◆ PROBLEM DETAILS: Read the records and gather each line that includes "data".

════════

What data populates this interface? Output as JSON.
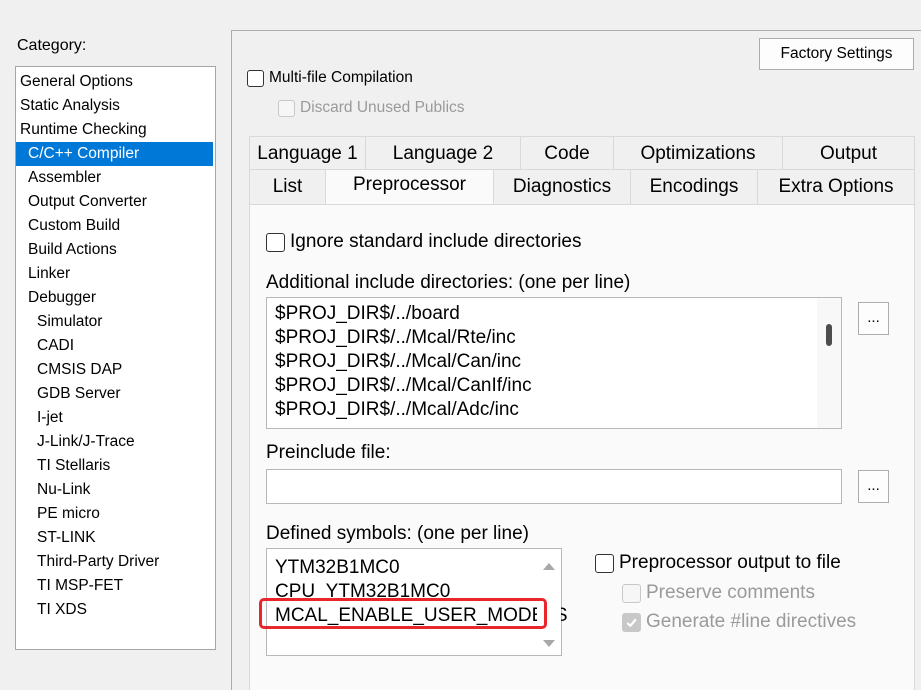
{
  "category": {
    "label": "Category:",
    "items": [
      {
        "label": "General Options",
        "level": 0,
        "selected": false
      },
      {
        "label": "Static Analysis",
        "level": 0,
        "selected": false
      },
      {
        "label": "Runtime Checking",
        "level": 0,
        "selected": false
      },
      {
        "label": "C/C++ Compiler",
        "level": 1,
        "selected": true
      },
      {
        "label": "Assembler",
        "level": 1,
        "selected": false
      },
      {
        "label": "Output Converter",
        "level": 1,
        "selected": false
      },
      {
        "label": "Custom Build",
        "level": 1,
        "selected": false
      },
      {
        "label": "Build Actions",
        "level": 1,
        "selected": false
      },
      {
        "label": "Linker",
        "level": 1,
        "selected": false
      },
      {
        "label": "Debugger",
        "level": 1,
        "selected": false
      },
      {
        "label": "Simulator",
        "level": 2,
        "selected": false
      },
      {
        "label": "CADI",
        "level": 2,
        "selected": false
      },
      {
        "label": "CMSIS DAP",
        "level": 2,
        "selected": false
      },
      {
        "label": "GDB Server",
        "level": 2,
        "selected": false
      },
      {
        "label": "I-jet",
        "level": 2,
        "selected": false
      },
      {
        "label": "J-Link/J-Trace",
        "level": 2,
        "selected": false
      },
      {
        "label": "TI Stellaris",
        "level": 2,
        "selected": false
      },
      {
        "label": "Nu-Link",
        "level": 2,
        "selected": false
      },
      {
        "label": "PE micro",
        "level": 2,
        "selected": false
      },
      {
        "label": "ST-LINK",
        "level": 2,
        "selected": false
      },
      {
        "label": "Third-Party Driver",
        "level": 2,
        "selected": false
      },
      {
        "label": "TI MSP-FET",
        "level": 2,
        "selected": false
      },
      {
        "label": "TI XDS",
        "level": 2,
        "selected": false
      }
    ]
  },
  "factory_settings_label": "Factory Settings",
  "multi_file": {
    "label": "Multi-file Compilation",
    "checked": false
  },
  "discard_unused": {
    "label": "Discard Unused Publics",
    "checked": false,
    "enabled": false
  },
  "tabs_row1": [
    "Language 1",
    "Language 2",
    "Code",
    "Optimizations",
    "Output"
  ],
  "tabs_row2": [
    "List",
    "Preprocessor",
    "Diagnostics",
    "Encodings",
    "Extra Options"
  ],
  "active_tab": "Preprocessor",
  "preprocessor": {
    "ignore_std": {
      "label": "Ignore standard include directories",
      "checked": false
    },
    "include_dirs_label": "Additional include directories: (one per line)",
    "include_dirs": [
      "$PROJ_DIR$/../board",
      "$PROJ_DIR$/../Mcal/Rte/inc",
      "$PROJ_DIR$/../Mcal/Can/inc",
      "$PROJ_DIR$/../Mcal/CanIf/inc",
      "$PROJ_DIR$/../Mcal/Adc/inc"
    ],
    "browse_label": "...",
    "preinclude_label": "Preinclude file:",
    "preinclude_value": "",
    "defined_symbols_label": "Defined symbols: (one per line)",
    "defined_symbols": [
      "YTM32B1MC0",
      "CPU_YTM32B1MC0",
      "MCAL_ENABLE_USER_MODE_S"
    ],
    "output_to_file": {
      "label": "Preprocessor output to file",
      "checked": false
    },
    "preserve_comments": {
      "label": "Preserve comments",
      "checked": false,
      "enabled": false
    },
    "generate_line": {
      "label": "Generate #line directives",
      "checked": true,
      "enabled": false
    }
  },
  "highlight_color": "#e8262b",
  "selection_color": "#0078d7"
}
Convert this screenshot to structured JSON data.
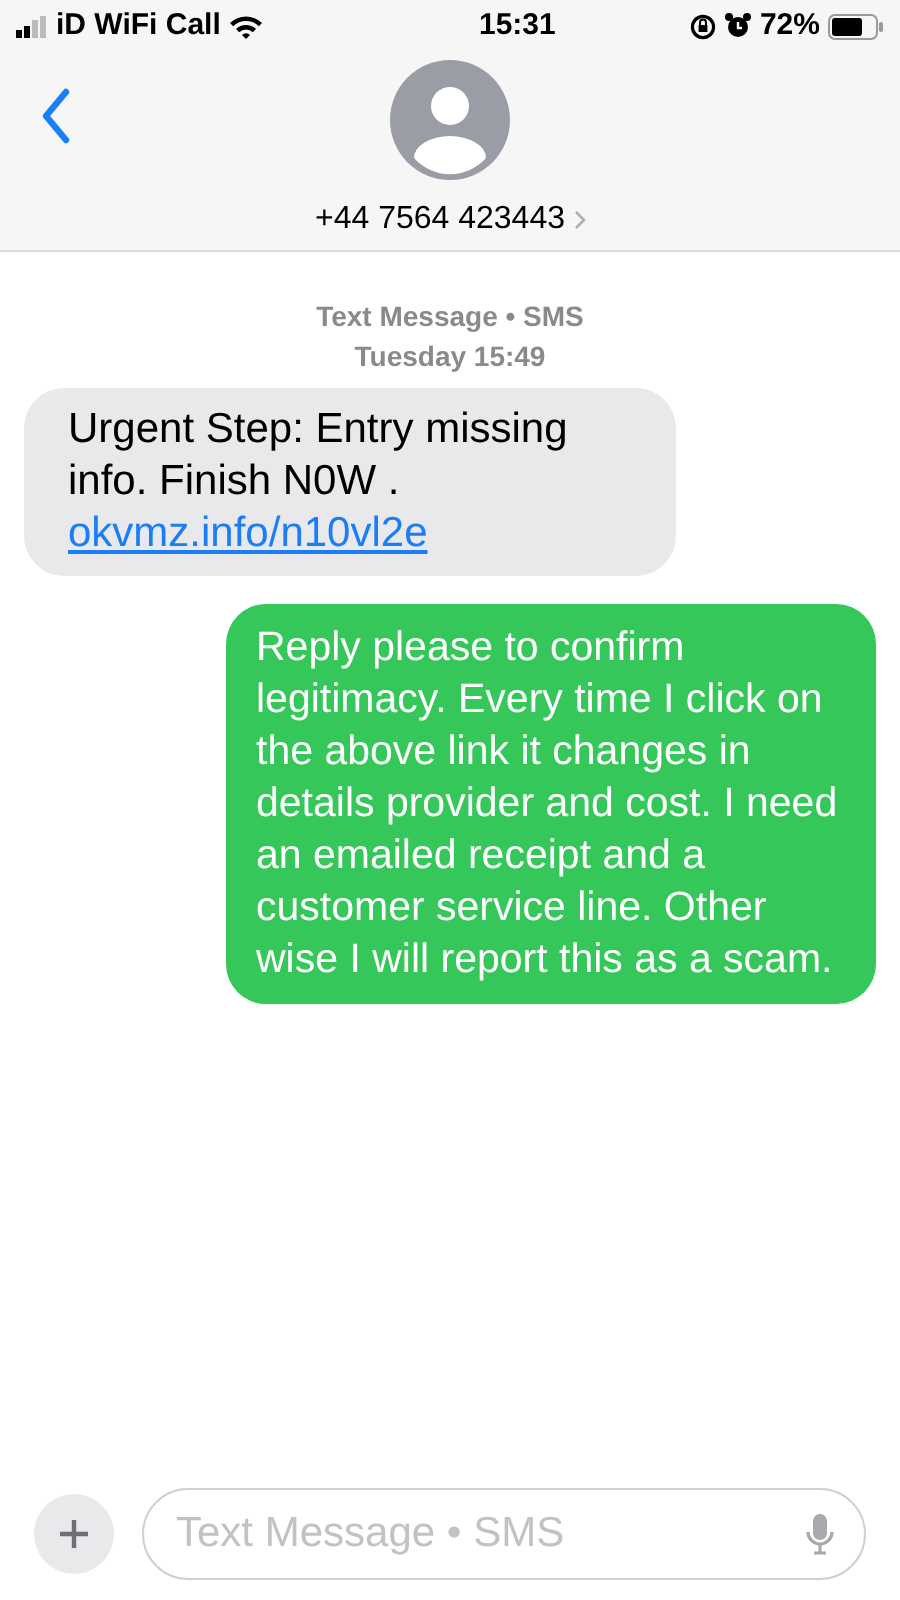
{
  "status_bar": {
    "carrier": "iD WiFi Call",
    "time": "15:31",
    "battery": "72%"
  },
  "header": {
    "contact": "+44 7564 423443"
  },
  "thread": {
    "service": "Text Message • SMS",
    "timestamp": "Tuesday 15:49"
  },
  "messages": [
    {
      "kind": "incoming",
      "text": "Urgent Step: Entry missing info. Finish N0W .",
      "link": "okvmz.info/n10vl2e"
    },
    {
      "kind": "outgoing",
      "text": "Reply please to confirm legitimacy. Every time I click on the above link it changes in details provider and cost. I need an emailed receipt and a customer service line. Other wise I will report this as a scam."
    }
  ],
  "composer": {
    "placeholder": "Text Message • SMS"
  }
}
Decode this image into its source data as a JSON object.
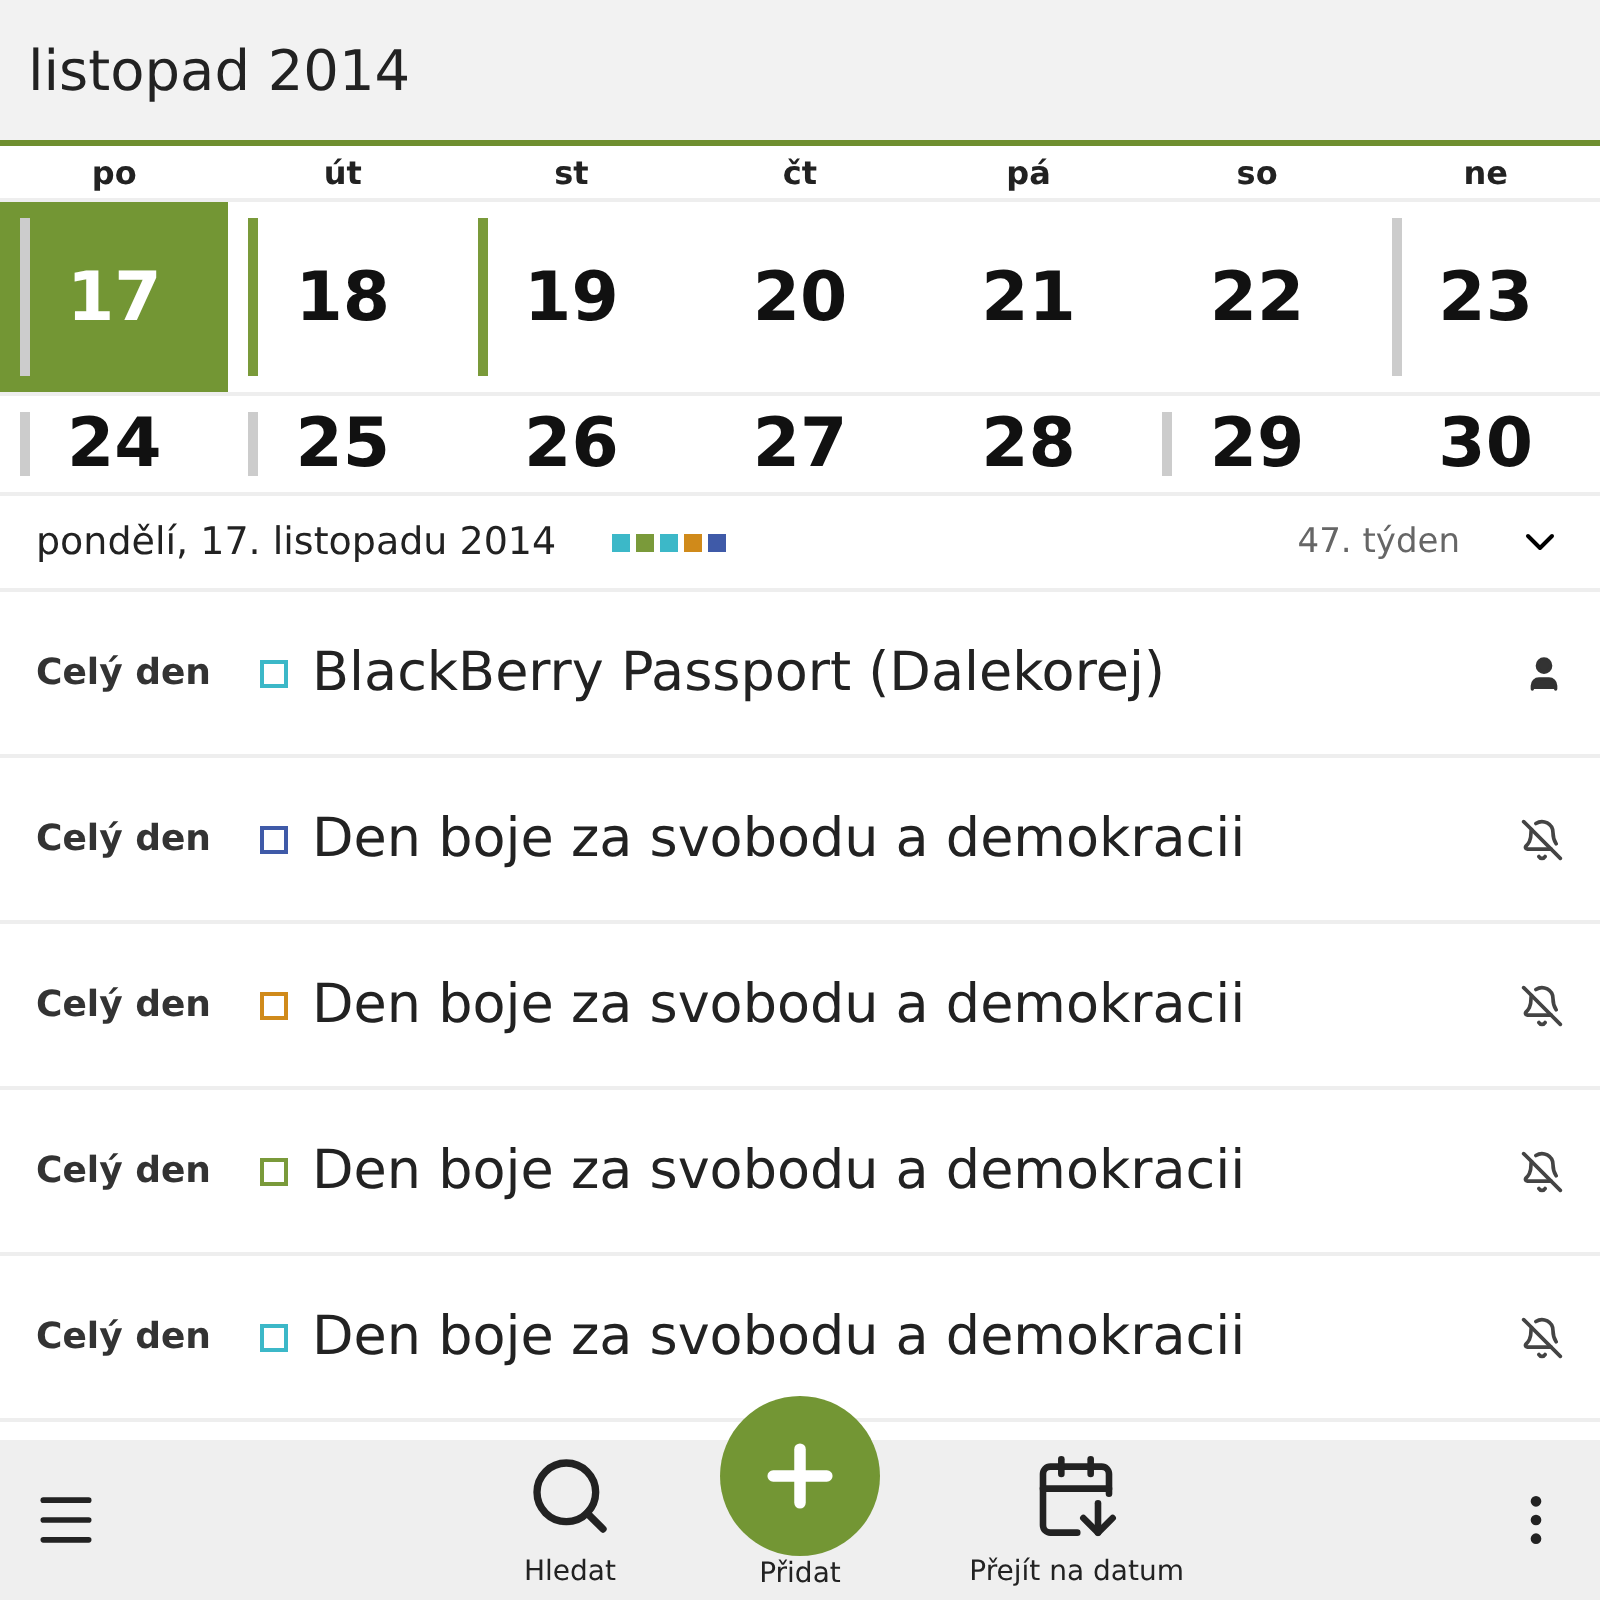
{
  "header": {
    "title": "listopad 2014"
  },
  "weekdays": [
    "po",
    "út",
    "st",
    "čt",
    "pá",
    "so",
    "ne"
  ],
  "weeks": [
    {
      "days": [
        {
          "number": "17",
          "selected": true,
          "markers": [
            {
              "color": "#cccccc"
            }
          ]
        },
        {
          "number": "18",
          "selected": false,
          "markers": [
            {
              "color": "#7a9a3a"
            }
          ]
        },
        {
          "number": "19",
          "selected": false,
          "markers": [
            {
              "color": "#7a9a3a"
            }
          ]
        },
        {
          "number": "20",
          "selected": false
        },
        {
          "number": "21",
          "selected": false
        },
        {
          "number": "22",
          "selected": false
        },
        {
          "number": "23",
          "selected": false,
          "markers": [
            {
              "color": "#cccccc"
            }
          ]
        }
      ]
    },
    {
      "days": [
        {
          "number": "24",
          "selected": false,
          "markers": [
            {
              "color": "#cccccc"
            }
          ]
        },
        {
          "number": "25",
          "selected": false,
          "markers": [
            {
              "color": "#cccccc"
            }
          ]
        },
        {
          "number": "26",
          "selected": false
        },
        {
          "number": "27",
          "selected": false
        },
        {
          "number": "28",
          "selected": false
        },
        {
          "number": "29",
          "selected": false,
          "markers": [
            {
              "color": "#cccccc"
            }
          ]
        },
        {
          "number": "30",
          "selected": false
        }
      ]
    }
  ],
  "date_bar": {
    "date": "pondělí, 17. listopadu 2014",
    "calendars": [
      {
        "color": "#3cb8c8"
      },
      {
        "color": "#7a9a3a"
      },
      {
        "color": "#3cb8c8"
      },
      {
        "color": "#d08a1a"
      },
      {
        "color": "#3f5aa8"
      }
    ],
    "week": "47. týden",
    "expanded": false
  },
  "events": [
    {
      "time": "Celý den",
      "color": "#3cb8c8",
      "title": "BlackBerry Passport (Dalekorej)",
      "kind": "person"
    },
    {
      "time": "Celý den",
      "color": "#3f5aa8",
      "title": "Den boje za svobodu a demokracii",
      "kind": "muted"
    },
    {
      "time": "Celý den",
      "color": "#d08a1a",
      "title": "Den boje za svobodu a demokracii",
      "kind": "muted"
    },
    {
      "time": "Celý den",
      "color": "#7a9a3a",
      "title": "Den boje za svobodu a demokracii",
      "kind": "muted"
    },
    {
      "time": "Celý den",
      "color": "#3cb8c8",
      "title": "Den boje za svobodu a demokracii",
      "kind": "muted"
    }
  ],
  "toolbar": {
    "actions": [
      {
        "label": "Hledat",
        "kind": "search"
      },
      {
        "label": "Přidat",
        "kind": "add"
      },
      {
        "label": "Přejít na datum",
        "kind": "goto"
      }
    ]
  }
}
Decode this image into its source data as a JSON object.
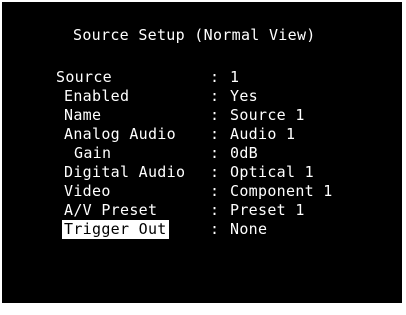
{
  "title": "Source Setup (Normal View)",
  "rows": [
    {
      "label": "Source",
      "value": "1",
      "indent": 0,
      "selected": false
    },
    {
      "label": "Enabled",
      "value": "Yes",
      "indent": 1,
      "selected": false
    },
    {
      "label": "Name",
      "value": "Source 1",
      "indent": 1,
      "selected": false
    },
    {
      "label": "Analog Audio",
      "value": "Audio 1",
      "indent": 1,
      "selected": false
    },
    {
      "label": "Gain",
      "value": "0dB",
      "indent": 2,
      "selected": false
    },
    {
      "label": "Digital Audio",
      "value": "Optical 1",
      "indent": 1,
      "selected": false
    },
    {
      "label": "Video",
      "value": "Component 1",
      "indent": 1,
      "selected": false
    },
    {
      "label": "A/V Preset",
      "value": "Preset 1",
      "indent": 1,
      "selected": false
    },
    {
      "label": "Trigger Out",
      "value": "None",
      "indent": 1,
      "selected": true
    }
  ],
  "separator": ":"
}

════════

◆ SOLVED EXERCISE:
What data populates this interface? Output as JSON.
Convert this screenshot to structured JSON data.
Decode this image into its source data as a JSON object.
Decode this image into its source data as a JSON object.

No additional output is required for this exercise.